— BEGIN —

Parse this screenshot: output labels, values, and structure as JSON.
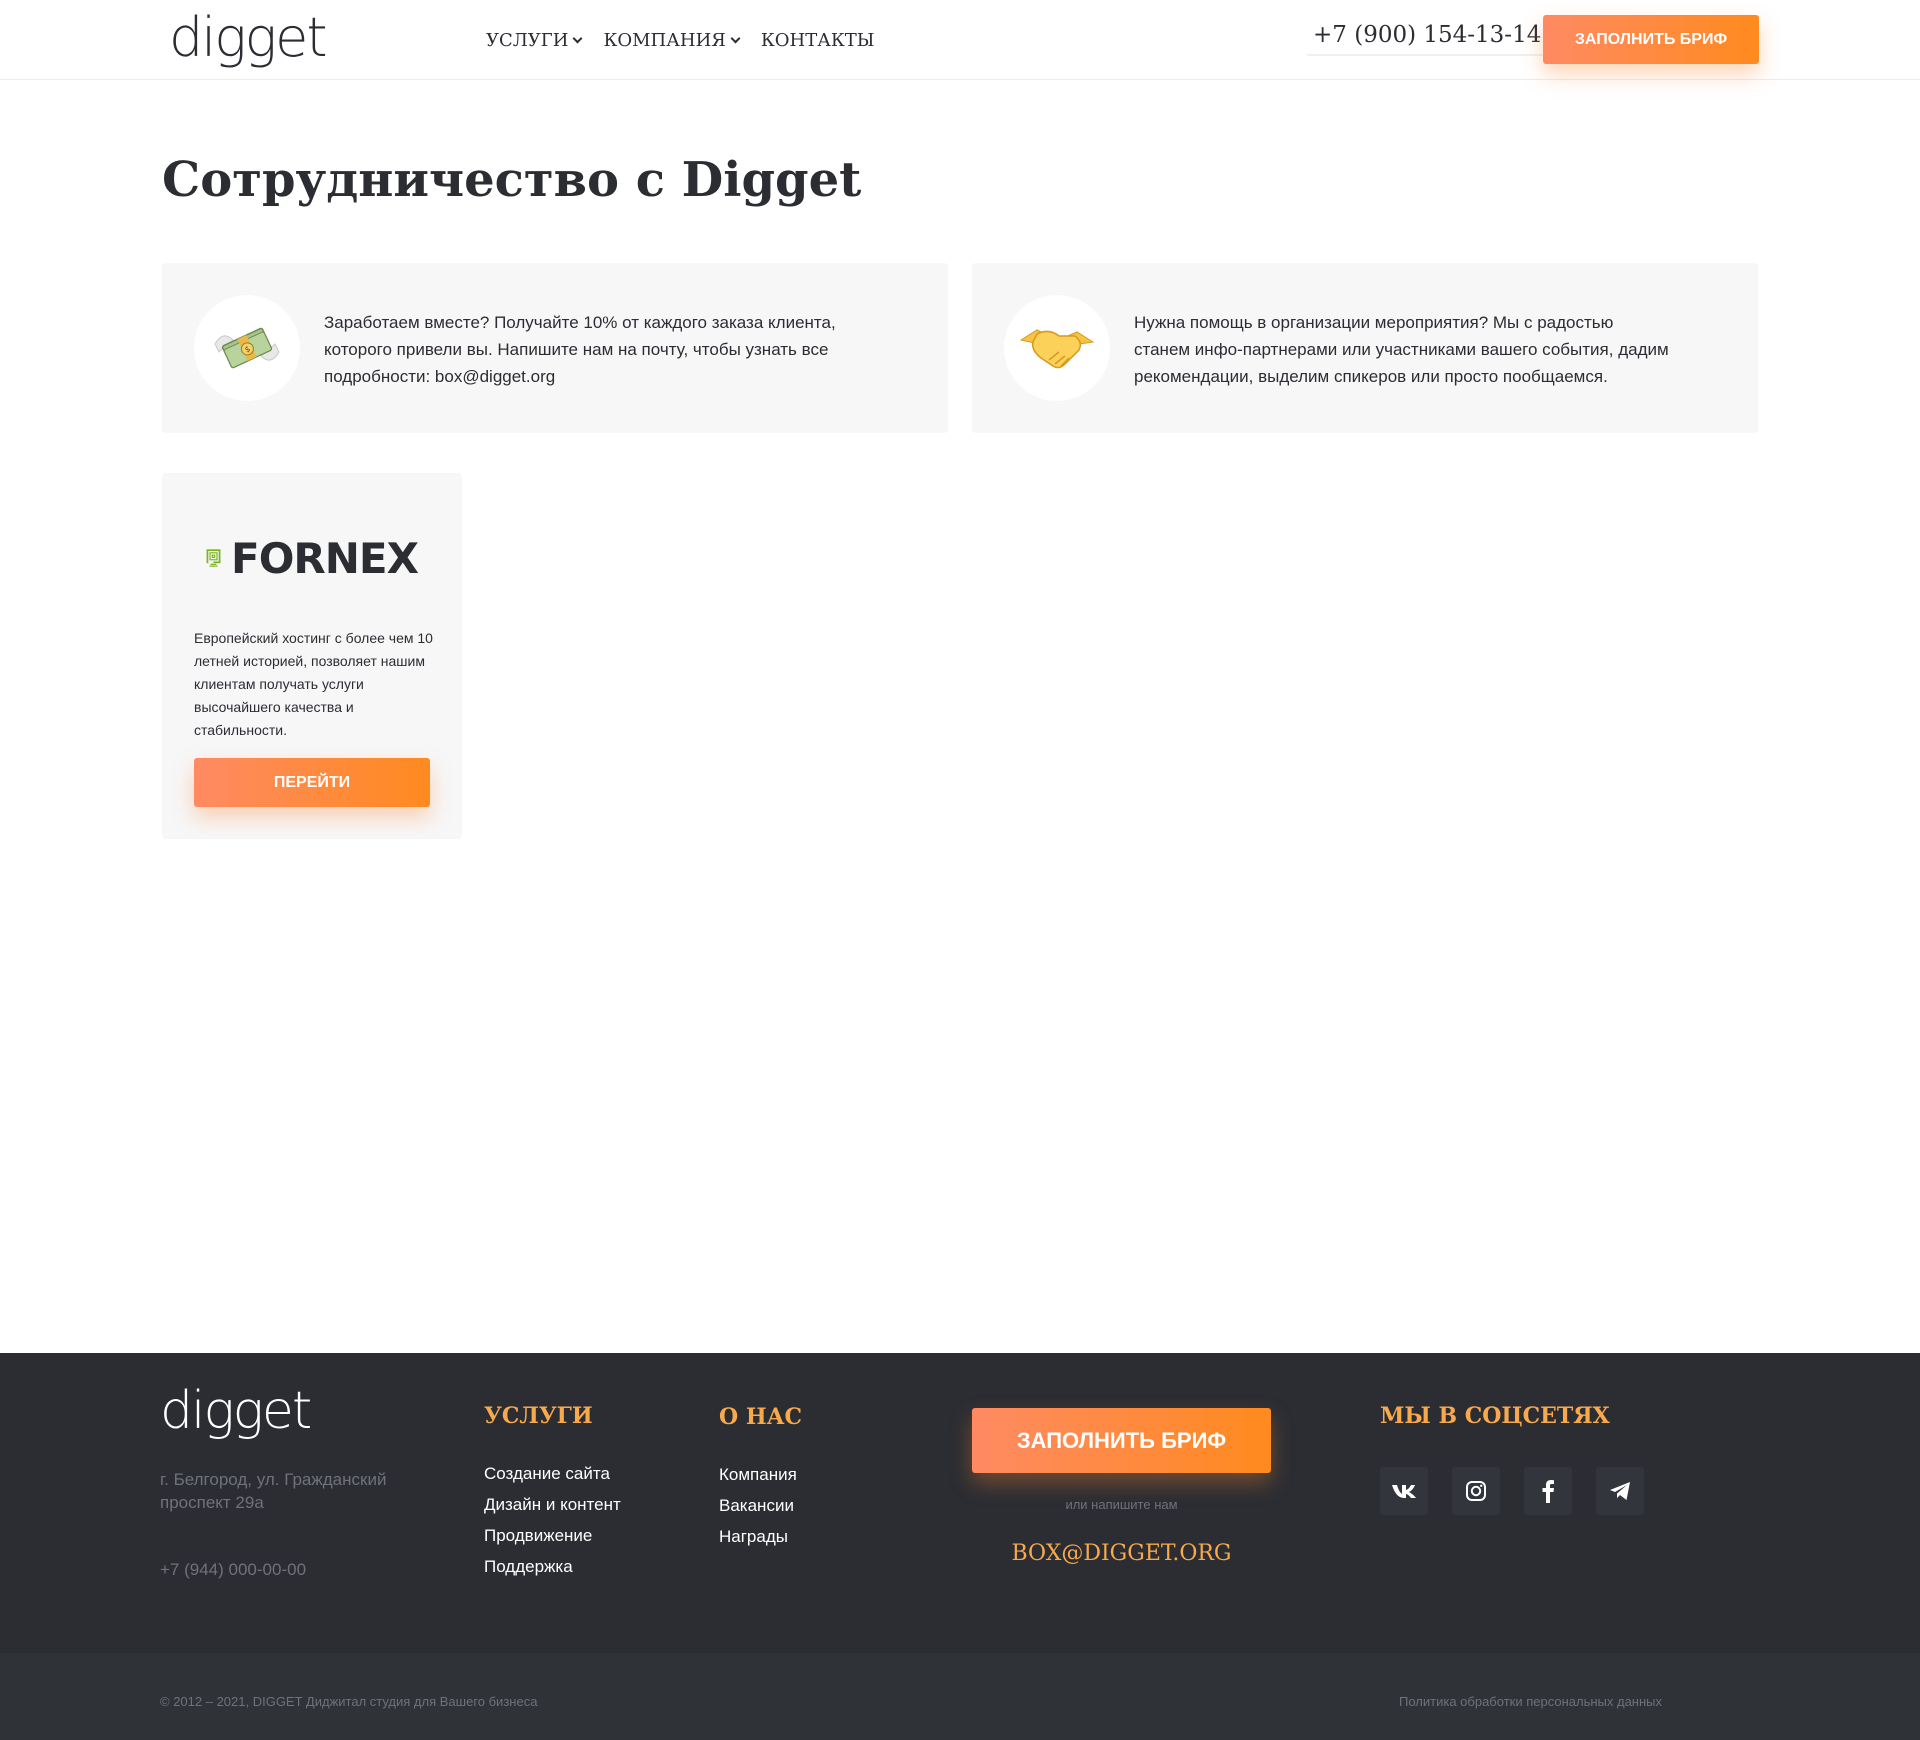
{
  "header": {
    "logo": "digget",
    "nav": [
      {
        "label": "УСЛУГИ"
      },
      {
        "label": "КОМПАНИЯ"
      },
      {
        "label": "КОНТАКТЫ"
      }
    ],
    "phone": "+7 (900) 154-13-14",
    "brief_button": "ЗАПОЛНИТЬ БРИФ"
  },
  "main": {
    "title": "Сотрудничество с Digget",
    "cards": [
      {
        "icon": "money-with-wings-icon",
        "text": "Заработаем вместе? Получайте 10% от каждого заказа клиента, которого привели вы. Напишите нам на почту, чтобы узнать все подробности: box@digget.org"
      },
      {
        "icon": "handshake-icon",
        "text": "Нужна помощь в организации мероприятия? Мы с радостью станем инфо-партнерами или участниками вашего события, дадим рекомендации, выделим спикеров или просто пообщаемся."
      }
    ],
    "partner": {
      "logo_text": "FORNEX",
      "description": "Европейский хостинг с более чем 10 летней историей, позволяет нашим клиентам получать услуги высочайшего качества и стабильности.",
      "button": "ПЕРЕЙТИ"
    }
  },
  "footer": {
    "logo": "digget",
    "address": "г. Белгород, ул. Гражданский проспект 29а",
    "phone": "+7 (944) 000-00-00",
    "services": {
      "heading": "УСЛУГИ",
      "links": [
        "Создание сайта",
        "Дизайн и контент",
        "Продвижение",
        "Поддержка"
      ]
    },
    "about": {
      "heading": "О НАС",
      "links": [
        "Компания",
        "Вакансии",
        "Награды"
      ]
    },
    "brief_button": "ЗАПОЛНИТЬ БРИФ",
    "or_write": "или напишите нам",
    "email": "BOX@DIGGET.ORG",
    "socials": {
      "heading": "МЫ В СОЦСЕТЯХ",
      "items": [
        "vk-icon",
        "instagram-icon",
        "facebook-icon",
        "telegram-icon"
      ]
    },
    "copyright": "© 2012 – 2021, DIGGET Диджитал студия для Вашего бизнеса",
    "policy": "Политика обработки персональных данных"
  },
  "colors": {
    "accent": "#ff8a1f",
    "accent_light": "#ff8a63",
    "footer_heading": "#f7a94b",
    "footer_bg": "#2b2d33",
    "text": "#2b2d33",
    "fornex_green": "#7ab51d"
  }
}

— END —

**STATED GOAL**
Gather each line of the listing containing the word "БРИФ" and show it.

**FINISHED ANSWER**
    "brief_button": "ЗАПОЛНИТЬ БРИФ"
    "brief_button": "ЗАПОЛНИТЬ БРИФ",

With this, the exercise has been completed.